▸ **Your objective**: Please print every record below exactly as it appears.

═════ Given records ═════

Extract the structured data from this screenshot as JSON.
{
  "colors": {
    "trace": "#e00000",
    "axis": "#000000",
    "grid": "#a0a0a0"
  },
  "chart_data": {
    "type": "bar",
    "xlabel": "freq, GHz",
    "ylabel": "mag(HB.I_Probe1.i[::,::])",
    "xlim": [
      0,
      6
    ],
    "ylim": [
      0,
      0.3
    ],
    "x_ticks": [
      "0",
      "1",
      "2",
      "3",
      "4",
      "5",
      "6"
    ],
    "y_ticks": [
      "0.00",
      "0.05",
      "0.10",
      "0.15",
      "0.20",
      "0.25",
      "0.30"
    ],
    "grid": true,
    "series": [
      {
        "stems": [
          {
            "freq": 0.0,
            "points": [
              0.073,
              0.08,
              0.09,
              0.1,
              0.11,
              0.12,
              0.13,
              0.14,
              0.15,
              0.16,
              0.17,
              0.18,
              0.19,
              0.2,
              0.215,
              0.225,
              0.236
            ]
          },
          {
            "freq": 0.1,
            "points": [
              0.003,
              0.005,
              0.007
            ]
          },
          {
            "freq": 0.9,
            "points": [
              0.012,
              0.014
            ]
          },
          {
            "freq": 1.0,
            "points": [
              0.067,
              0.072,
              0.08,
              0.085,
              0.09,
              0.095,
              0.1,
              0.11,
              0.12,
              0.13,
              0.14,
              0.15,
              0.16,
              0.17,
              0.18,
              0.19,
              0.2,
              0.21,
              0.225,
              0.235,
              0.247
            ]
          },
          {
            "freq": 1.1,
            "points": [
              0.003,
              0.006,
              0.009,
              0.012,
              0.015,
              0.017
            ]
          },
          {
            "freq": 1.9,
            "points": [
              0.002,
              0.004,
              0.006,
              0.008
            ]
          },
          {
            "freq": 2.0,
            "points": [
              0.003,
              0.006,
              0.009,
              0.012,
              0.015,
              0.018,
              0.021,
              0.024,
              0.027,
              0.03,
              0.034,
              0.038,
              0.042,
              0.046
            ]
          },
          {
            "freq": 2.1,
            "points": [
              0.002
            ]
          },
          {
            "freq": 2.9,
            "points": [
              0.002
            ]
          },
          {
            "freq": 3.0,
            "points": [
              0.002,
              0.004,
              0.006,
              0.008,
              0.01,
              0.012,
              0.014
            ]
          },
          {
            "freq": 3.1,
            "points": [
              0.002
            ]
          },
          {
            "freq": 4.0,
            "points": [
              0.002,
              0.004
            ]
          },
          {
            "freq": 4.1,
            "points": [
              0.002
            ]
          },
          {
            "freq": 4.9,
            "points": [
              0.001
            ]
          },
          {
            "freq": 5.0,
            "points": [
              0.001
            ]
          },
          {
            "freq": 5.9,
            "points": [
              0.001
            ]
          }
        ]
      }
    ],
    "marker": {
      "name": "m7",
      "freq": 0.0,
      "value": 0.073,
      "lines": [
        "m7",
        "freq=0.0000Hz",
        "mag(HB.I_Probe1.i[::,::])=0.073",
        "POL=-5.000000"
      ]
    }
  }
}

═════

▸ **The reply**:
Extract the structured data from this screenshot as JSON.
{
  "colors": {
    "trace": "#e00000",
    "axis": "#000000",
    "grid": "#a0a0a0"
  },
  "chart_data": {
    "type": "bar",
    "xlabel": "freq, GHz",
    "ylabel": "mag(HB.I_Probe1.i[::,::])",
    "xlim": [
      0,
      6
    ],
    "ylim": [
      0,
      0.3
    ],
    "x_ticks": [
      "0",
      "1",
      "2",
      "3",
      "4",
      "5",
      "6"
    ],
    "y_ticks": [
      "0.00",
      "0.05",
      "0.10",
      "0.15",
      "0.20",
      "0.25",
      "0.30"
    ],
    "grid": true,
    "series": [
      {
        "stems": [
          {
            "freq": 0.0,
            "points": [
              0.073,
              0.08,
              0.09,
              0.1,
              0.11,
              0.12,
              0.13,
              0.14,
              0.15,
              0.16,
              0.17,
              0.18,
              0.19,
              0.2,
              0.215,
              0.225,
              0.236
            ]
          },
          {
            "freq": 0.1,
            "points": [
              0.003,
              0.005,
              0.007
            ]
          },
          {
            "freq": 0.9,
            "points": [
              0.012,
              0.014
            ]
          },
          {
            "freq": 1.0,
            "points": [
              0.067,
              0.072,
              0.08,
              0.085,
              0.09,
              0.095,
              0.1,
              0.11,
              0.12,
              0.13,
              0.14,
              0.15,
              0.16,
              0.17,
              0.18,
              0.19,
              0.2,
              0.21,
              0.225,
              0.235,
              0.247
            ]
          },
          {
            "freq": 1.1,
            "points": [
              0.003,
              0.006,
              0.009,
              0.012,
              0.015,
              0.017
            ]
          },
          {
            "freq": 1.9,
            "points": [
              0.002,
              0.004,
              0.006,
              0.008
            ]
          },
          {
            "freq": 2.0,
            "points": [
              0.003,
              0.006,
              0.009,
              0.012,
              0.015,
              0.018,
              0.021,
              0.024,
              0.027,
              0.03,
              0.034,
              0.038,
              0.042,
              0.046
            ]
          },
          {
            "freq": 2.1,
            "points": [
              0.002
            ]
          },
          {
            "freq": 2.9,
            "points": [
              0.002
            ]
          },
          {
            "freq": 3.0,
            "points": [
              0.002,
              0.004,
              0.006,
              0.008,
              0.01,
              0.012,
              0.014
            ]
          },
          {
            "freq": 3.1,
            "points": [
              0.002
            ]
          },
          {
            "freq": 4.0,
            "points": [
              0.002,
              0.004
            ]
          },
          {
            "freq": 4.1,
            "points": [
              0.002
            ]
          },
          {
            "freq": 4.9,
            "points": [
              0.001
            ]
          },
          {
            "freq": 5.0,
            "points": [
              0.001
            ]
          },
          {
            "freq": 5.9,
            "points": [
              0.001
            ]
          }
        ]
      }
    ],
    "marker": {
      "name": "m7",
      "freq": 0.0,
      "value": 0.073,
      "lines": [
        "m7",
        "freq=0.0000Hz",
        "mag(HB.I_Probe1.i[::,::])=0.073",
        "POL=-5.000000"
      ]
    }
  }
}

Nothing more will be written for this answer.